§ Recorded data:

▬▬▬▬▬▬▬▬▬▬

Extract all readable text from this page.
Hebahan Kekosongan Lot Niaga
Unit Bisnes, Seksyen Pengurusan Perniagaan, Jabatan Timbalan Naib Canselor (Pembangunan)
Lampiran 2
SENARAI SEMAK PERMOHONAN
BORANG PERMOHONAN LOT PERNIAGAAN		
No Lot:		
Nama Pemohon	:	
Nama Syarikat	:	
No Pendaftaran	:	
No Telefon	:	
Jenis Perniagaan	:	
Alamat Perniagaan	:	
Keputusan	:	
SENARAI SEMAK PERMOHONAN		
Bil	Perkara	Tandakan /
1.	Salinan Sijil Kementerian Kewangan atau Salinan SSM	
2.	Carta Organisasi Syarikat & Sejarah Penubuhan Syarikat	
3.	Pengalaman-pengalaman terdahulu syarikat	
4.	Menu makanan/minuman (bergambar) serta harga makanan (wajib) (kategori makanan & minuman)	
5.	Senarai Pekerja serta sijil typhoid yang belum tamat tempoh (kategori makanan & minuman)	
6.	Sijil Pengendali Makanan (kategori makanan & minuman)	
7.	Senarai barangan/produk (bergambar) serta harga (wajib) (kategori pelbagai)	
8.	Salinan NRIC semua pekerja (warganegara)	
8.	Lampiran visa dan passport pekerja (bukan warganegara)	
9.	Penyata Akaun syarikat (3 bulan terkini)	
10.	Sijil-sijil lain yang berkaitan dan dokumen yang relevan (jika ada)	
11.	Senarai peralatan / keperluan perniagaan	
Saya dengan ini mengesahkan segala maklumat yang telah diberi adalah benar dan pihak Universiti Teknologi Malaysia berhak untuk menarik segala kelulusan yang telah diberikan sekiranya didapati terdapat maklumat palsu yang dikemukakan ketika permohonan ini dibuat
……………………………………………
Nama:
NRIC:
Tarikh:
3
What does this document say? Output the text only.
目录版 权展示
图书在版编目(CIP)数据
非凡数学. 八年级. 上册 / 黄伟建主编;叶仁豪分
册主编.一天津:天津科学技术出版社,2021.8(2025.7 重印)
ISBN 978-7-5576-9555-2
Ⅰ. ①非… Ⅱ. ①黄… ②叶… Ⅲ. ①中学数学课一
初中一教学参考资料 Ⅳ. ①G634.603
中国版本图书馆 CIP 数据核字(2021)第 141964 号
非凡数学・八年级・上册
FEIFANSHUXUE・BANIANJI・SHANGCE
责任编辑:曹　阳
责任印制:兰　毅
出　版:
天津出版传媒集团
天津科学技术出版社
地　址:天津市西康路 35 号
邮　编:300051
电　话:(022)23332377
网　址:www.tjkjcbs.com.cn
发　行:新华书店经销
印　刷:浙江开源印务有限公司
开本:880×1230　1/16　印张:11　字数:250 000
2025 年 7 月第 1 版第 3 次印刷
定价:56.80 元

▬▬▬▬▬▬▬▬▬▬

§ Aim: Filter out every line that lacks the word "SEMAK", and copy the rest.

§ Output of the task:
SENARAI SEMAK PERMOHONAN
SENARAI SEMAK PERMOHONAN		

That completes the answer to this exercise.